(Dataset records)

◇ ◇ ◇ ◇

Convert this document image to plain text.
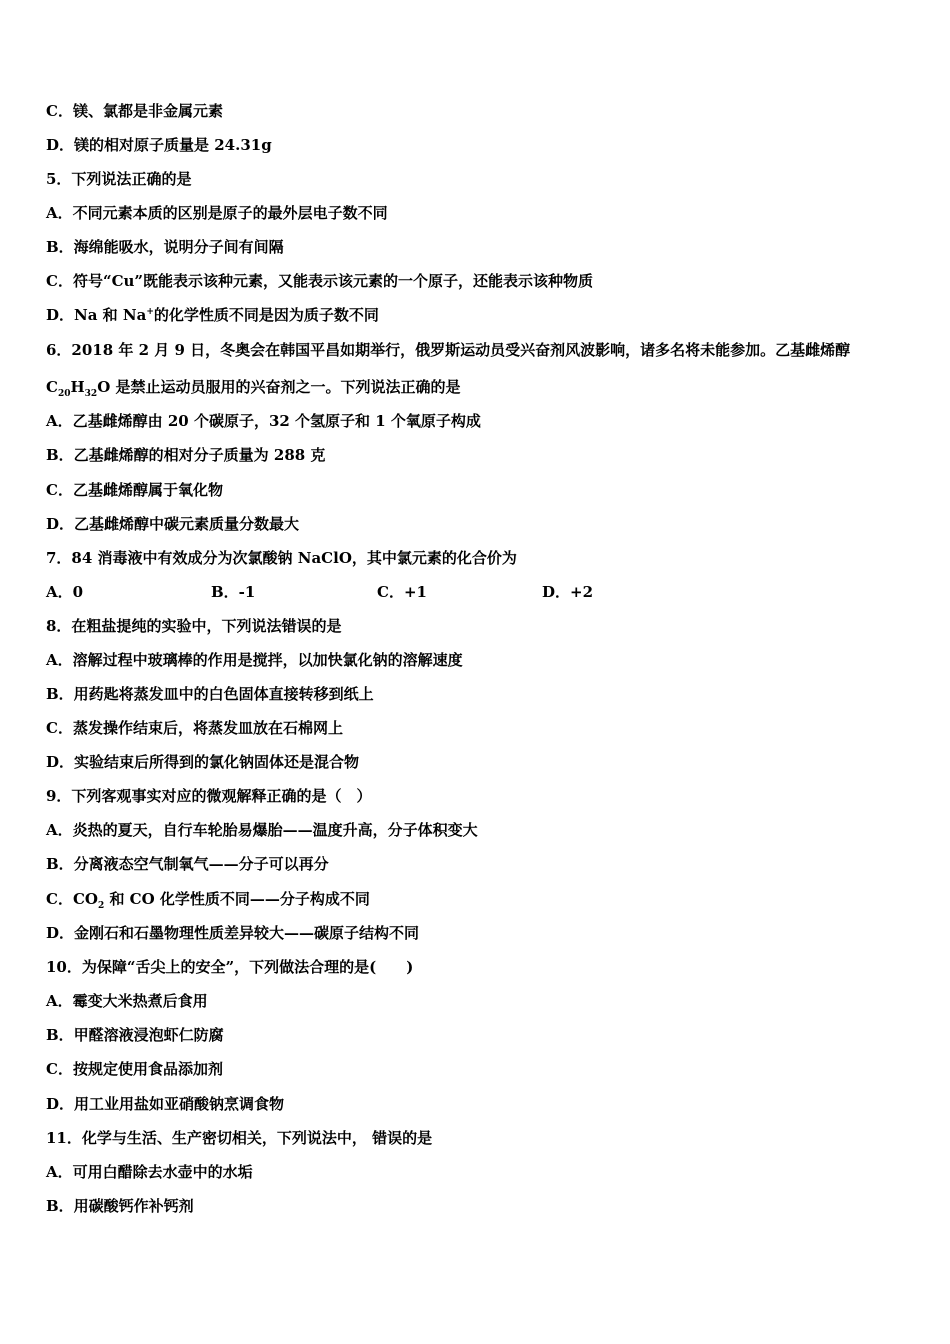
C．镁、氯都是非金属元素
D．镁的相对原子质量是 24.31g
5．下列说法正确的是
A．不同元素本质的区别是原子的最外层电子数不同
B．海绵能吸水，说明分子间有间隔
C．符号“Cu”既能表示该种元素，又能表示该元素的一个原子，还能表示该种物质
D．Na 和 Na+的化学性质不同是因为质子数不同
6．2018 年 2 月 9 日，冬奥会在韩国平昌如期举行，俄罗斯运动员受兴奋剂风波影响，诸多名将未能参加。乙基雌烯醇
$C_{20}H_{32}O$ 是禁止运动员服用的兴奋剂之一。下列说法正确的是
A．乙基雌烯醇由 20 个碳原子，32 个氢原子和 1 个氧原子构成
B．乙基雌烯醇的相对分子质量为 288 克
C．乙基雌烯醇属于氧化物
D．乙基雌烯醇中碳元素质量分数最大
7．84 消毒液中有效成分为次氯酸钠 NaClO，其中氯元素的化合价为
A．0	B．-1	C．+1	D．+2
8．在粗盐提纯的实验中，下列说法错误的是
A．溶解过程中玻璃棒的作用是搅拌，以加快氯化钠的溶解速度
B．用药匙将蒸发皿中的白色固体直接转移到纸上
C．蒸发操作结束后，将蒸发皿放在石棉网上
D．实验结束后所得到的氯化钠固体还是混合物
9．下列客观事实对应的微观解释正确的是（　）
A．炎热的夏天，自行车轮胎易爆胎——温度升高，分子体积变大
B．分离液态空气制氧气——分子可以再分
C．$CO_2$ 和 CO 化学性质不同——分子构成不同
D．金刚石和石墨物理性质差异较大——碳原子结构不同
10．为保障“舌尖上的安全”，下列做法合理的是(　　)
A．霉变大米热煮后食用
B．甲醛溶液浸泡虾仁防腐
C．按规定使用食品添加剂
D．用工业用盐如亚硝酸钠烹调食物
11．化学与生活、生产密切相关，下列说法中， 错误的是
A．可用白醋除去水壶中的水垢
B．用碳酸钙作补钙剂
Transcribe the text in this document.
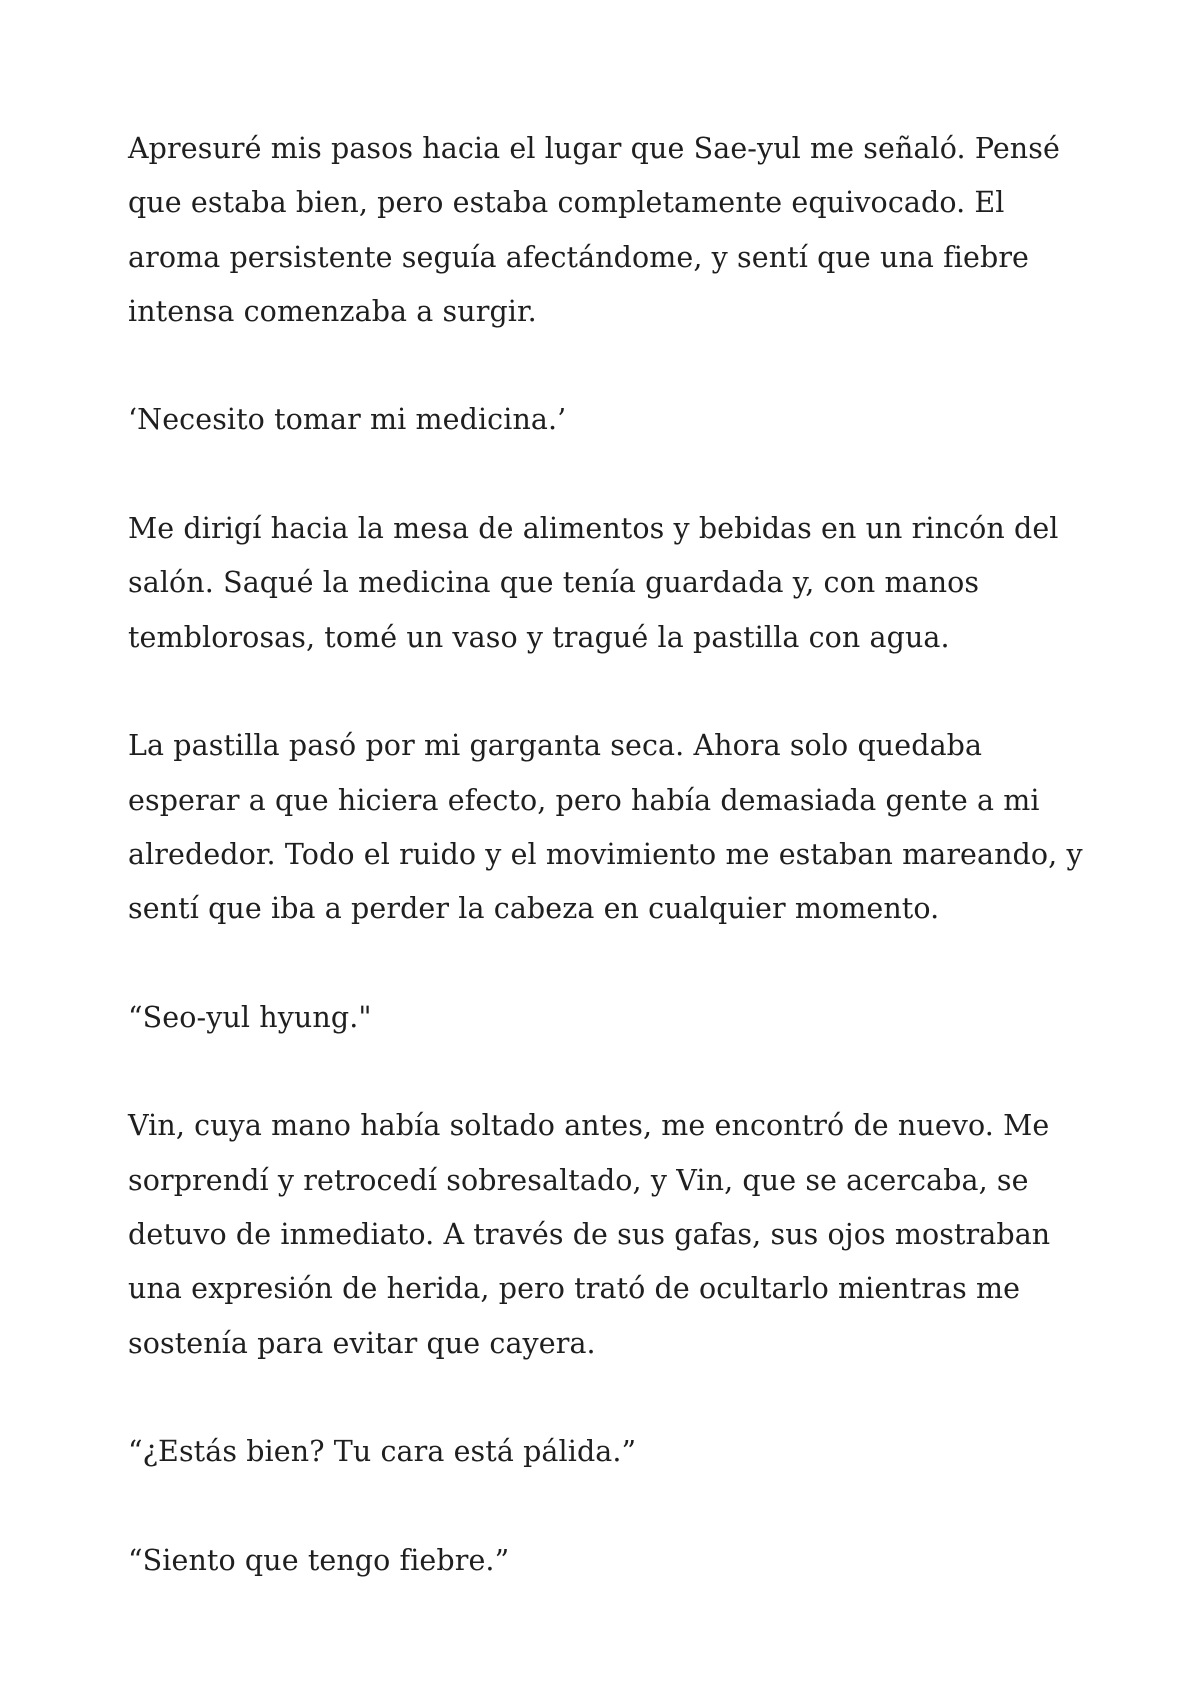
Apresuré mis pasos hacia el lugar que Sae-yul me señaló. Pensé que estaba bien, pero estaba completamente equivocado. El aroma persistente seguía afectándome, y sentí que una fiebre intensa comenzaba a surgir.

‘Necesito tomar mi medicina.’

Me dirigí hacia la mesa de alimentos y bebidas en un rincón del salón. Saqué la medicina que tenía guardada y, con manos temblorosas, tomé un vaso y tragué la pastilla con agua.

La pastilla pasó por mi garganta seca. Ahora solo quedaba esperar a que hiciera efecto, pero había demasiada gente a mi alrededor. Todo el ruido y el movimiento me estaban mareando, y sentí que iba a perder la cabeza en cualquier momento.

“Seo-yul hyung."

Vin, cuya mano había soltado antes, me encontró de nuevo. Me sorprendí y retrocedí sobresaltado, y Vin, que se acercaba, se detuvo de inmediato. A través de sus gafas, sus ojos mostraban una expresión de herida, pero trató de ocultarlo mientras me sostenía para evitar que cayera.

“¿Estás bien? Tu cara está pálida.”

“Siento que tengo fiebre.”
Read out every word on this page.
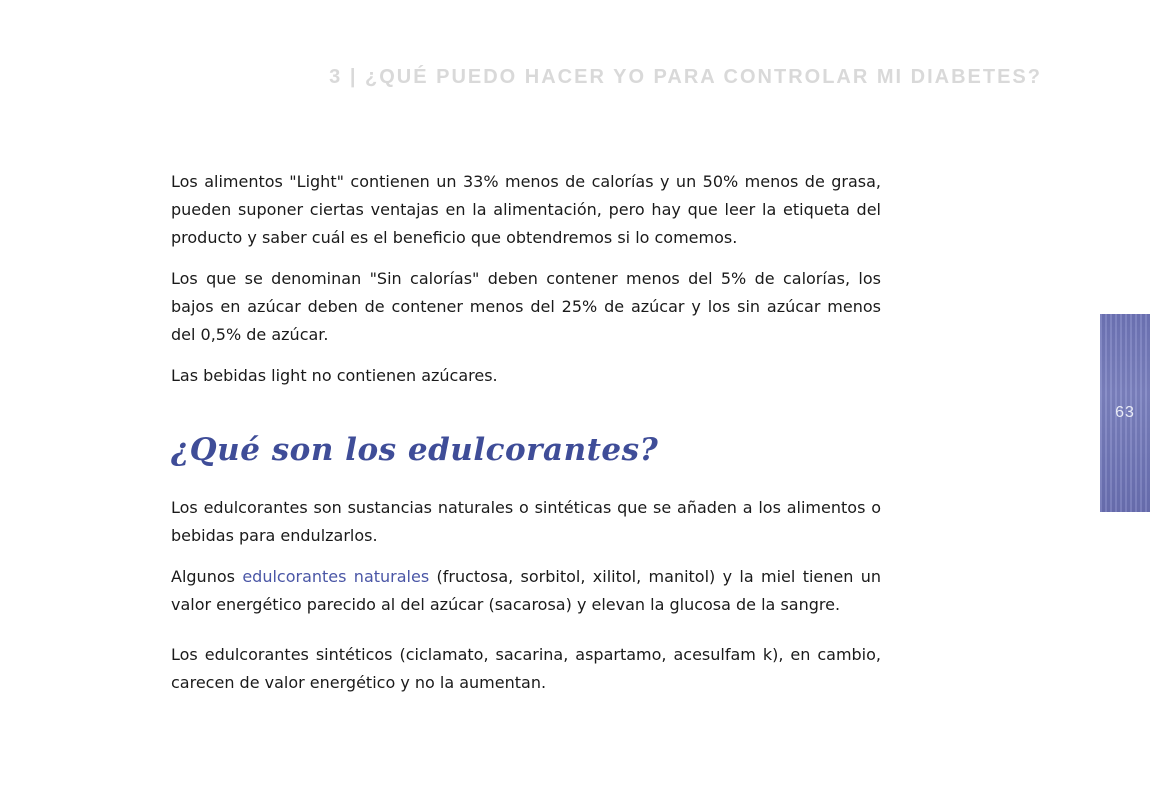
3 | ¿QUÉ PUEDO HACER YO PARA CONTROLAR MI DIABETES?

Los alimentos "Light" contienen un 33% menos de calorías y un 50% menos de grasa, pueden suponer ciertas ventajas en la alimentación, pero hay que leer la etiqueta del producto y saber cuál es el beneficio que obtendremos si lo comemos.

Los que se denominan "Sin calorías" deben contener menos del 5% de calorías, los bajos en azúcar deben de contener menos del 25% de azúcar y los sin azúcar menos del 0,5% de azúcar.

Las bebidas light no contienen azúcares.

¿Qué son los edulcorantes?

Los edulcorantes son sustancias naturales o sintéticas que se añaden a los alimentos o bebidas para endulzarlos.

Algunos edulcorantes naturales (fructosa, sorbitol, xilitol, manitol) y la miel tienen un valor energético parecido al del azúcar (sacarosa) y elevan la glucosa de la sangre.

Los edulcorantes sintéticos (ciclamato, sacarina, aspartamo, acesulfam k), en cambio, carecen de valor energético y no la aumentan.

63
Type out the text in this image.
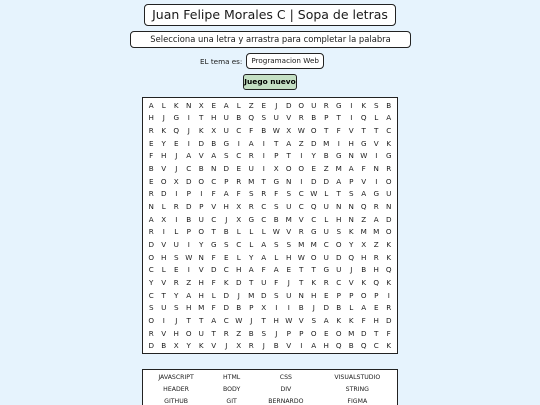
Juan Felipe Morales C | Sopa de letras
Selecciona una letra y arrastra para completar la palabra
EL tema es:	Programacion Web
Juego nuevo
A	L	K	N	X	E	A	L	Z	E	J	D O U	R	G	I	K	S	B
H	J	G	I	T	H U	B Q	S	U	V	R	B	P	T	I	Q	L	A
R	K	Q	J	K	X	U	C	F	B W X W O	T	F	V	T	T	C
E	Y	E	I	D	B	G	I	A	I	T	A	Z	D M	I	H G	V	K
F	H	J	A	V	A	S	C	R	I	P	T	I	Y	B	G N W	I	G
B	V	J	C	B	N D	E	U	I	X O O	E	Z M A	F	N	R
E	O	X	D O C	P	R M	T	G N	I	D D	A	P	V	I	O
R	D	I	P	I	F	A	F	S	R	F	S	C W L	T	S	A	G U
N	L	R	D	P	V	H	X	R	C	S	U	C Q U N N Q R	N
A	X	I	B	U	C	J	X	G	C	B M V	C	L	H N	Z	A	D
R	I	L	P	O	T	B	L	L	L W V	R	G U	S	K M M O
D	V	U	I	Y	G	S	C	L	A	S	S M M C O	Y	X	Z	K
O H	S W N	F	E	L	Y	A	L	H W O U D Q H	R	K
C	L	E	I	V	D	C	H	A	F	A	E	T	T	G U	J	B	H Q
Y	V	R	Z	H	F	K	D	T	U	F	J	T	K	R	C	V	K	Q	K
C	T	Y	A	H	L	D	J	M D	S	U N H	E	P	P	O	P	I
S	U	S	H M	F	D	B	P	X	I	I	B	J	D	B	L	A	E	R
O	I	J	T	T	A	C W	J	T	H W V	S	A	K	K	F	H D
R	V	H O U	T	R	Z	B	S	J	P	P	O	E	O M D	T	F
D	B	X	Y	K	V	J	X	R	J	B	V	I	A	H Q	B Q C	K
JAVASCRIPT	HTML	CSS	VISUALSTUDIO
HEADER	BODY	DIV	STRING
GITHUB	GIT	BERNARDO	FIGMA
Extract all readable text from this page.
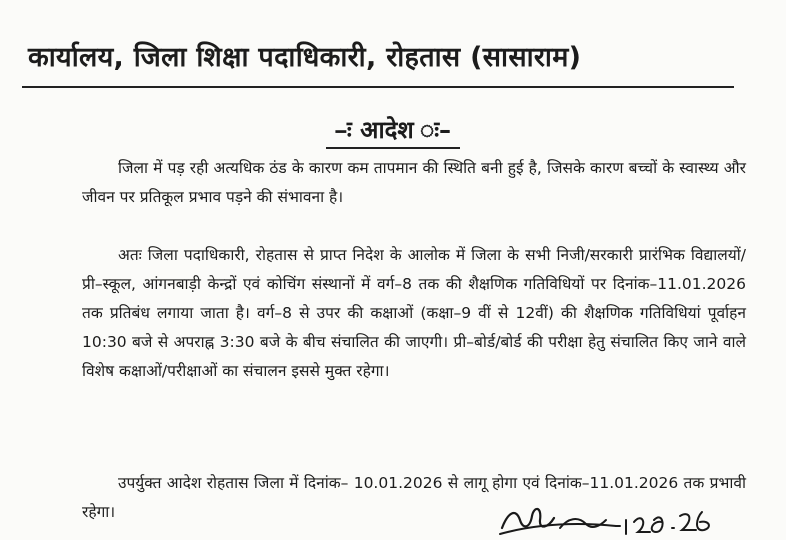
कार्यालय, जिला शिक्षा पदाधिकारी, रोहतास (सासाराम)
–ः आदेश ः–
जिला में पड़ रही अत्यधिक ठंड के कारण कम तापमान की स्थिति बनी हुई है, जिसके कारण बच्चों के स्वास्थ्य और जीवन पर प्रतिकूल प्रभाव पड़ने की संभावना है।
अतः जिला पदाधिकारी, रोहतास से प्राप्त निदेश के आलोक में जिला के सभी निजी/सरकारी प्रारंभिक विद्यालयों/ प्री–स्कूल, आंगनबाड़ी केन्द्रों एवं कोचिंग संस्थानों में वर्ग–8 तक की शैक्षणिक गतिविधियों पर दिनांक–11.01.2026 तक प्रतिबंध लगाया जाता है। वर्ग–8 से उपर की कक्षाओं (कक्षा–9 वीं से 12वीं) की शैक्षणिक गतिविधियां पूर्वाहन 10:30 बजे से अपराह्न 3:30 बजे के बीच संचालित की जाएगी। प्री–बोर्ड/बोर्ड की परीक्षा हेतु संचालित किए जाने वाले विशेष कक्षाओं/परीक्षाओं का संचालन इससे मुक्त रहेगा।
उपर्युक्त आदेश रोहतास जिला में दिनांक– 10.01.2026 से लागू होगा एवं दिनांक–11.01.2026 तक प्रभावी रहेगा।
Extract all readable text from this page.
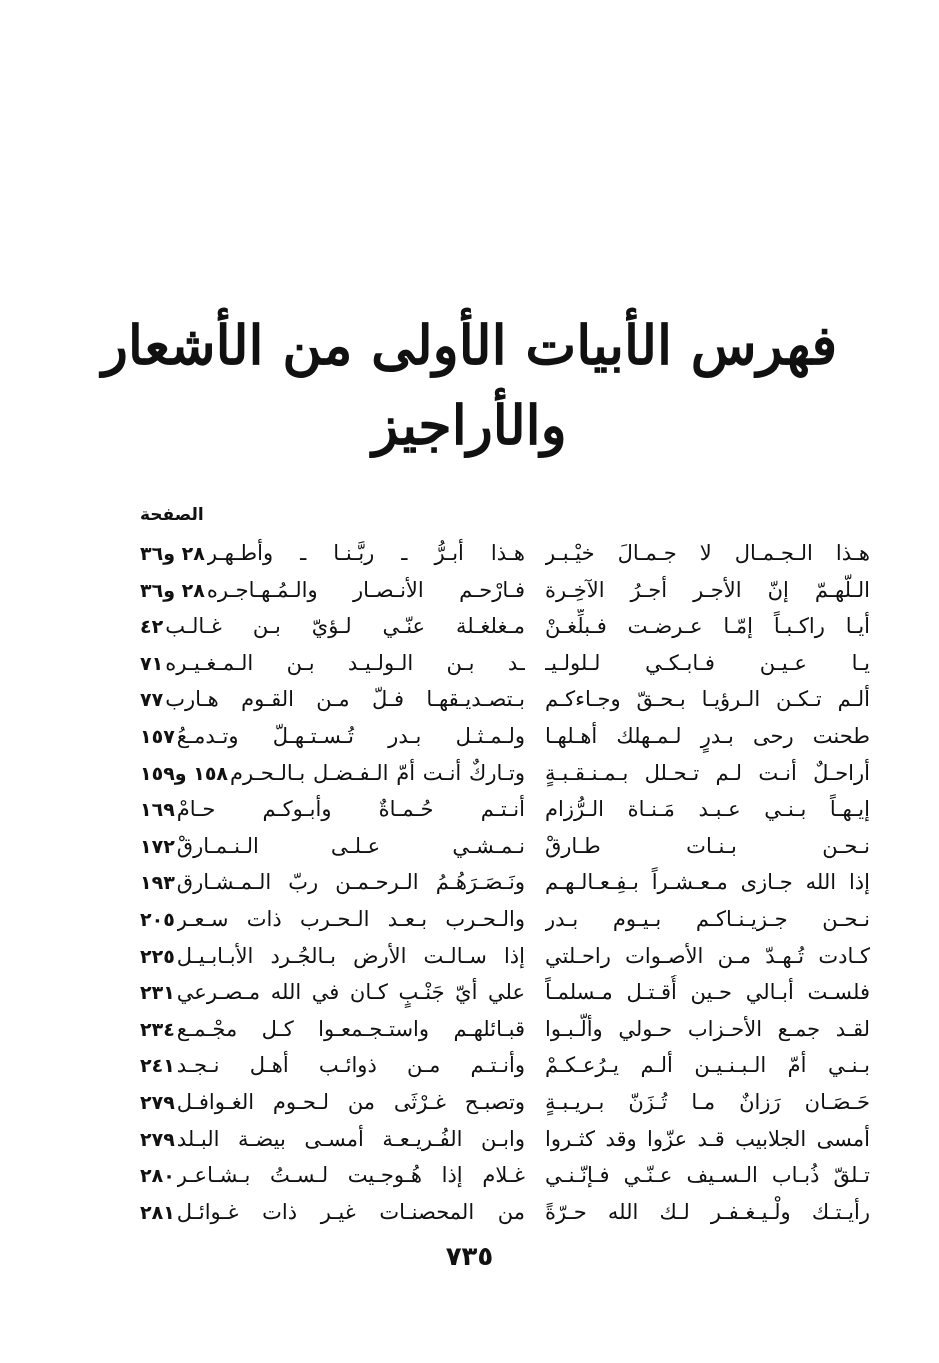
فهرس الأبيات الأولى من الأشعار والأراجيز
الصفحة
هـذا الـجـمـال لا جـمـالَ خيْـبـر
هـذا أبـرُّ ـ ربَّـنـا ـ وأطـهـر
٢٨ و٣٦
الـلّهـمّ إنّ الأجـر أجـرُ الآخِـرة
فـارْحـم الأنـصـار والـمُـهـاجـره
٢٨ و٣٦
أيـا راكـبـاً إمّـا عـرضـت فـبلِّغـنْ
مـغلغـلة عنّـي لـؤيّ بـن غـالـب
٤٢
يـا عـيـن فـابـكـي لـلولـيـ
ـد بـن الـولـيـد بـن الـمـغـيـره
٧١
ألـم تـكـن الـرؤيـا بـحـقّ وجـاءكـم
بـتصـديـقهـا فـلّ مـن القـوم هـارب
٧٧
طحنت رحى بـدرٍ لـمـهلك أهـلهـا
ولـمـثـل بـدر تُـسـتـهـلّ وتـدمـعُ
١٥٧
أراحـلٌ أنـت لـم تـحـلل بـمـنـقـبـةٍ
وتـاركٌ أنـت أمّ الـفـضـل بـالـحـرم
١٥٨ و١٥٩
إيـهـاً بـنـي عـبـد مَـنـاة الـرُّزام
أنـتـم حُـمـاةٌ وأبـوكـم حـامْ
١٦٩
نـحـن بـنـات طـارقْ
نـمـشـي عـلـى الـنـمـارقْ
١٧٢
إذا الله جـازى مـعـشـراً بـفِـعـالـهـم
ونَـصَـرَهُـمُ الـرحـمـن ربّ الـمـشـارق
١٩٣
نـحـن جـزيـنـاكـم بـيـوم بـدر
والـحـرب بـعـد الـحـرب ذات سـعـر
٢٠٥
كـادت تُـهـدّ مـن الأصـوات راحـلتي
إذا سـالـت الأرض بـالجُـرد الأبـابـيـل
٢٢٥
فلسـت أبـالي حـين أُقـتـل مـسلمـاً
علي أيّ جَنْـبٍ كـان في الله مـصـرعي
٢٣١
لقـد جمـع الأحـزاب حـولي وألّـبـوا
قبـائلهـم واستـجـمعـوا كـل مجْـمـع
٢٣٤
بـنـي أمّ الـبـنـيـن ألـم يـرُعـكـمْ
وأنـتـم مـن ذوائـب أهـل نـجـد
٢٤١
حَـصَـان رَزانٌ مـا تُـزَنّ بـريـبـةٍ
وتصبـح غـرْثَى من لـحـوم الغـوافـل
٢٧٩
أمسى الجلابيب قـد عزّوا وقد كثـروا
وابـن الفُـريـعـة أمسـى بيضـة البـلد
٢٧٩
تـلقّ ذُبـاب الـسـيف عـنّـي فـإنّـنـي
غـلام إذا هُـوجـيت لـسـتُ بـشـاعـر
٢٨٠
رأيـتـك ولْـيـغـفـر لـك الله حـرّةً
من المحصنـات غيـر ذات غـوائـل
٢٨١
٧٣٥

◇ ◇ ◇ ◇

What is expected
Determine how many lines of the data contain the word "energético", and reply with that number only.

Answer to the exercise
2